[Extracted records]
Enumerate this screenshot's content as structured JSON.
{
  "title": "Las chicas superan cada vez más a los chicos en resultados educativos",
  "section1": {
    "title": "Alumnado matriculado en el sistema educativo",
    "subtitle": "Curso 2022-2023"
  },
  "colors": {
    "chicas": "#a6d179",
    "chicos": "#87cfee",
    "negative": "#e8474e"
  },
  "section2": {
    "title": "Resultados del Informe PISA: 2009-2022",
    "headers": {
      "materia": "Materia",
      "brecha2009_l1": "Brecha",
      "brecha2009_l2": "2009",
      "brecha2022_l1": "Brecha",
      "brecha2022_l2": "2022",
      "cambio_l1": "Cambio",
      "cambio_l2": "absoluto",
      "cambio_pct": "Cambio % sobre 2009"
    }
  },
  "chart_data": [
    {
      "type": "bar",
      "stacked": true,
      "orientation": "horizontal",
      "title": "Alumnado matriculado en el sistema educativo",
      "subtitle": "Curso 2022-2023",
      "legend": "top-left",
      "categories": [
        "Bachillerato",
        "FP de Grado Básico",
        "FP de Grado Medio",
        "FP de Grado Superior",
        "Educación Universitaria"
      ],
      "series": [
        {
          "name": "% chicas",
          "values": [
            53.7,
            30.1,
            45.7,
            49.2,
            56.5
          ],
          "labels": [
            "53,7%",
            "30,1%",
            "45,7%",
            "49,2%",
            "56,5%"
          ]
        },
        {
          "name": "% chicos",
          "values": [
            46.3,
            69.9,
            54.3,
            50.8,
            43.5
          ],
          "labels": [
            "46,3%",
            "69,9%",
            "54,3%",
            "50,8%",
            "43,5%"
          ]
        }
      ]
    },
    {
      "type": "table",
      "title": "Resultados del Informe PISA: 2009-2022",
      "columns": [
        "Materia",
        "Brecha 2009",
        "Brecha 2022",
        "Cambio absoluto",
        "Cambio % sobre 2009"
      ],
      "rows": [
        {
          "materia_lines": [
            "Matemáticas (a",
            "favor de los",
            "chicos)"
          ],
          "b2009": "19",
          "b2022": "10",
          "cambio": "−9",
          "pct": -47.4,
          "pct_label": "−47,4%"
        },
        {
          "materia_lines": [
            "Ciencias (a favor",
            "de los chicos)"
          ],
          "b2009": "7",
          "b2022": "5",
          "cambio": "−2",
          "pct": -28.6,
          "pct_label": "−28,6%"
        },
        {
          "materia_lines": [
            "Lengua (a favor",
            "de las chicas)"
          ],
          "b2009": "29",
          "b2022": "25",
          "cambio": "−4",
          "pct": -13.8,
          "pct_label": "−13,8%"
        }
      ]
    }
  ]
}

Task directions: Copy out each line of the records that holds the string "absoluto".

Solution to this task:
      "cambio_l2": "absoluto",
        "Cambio absoluto",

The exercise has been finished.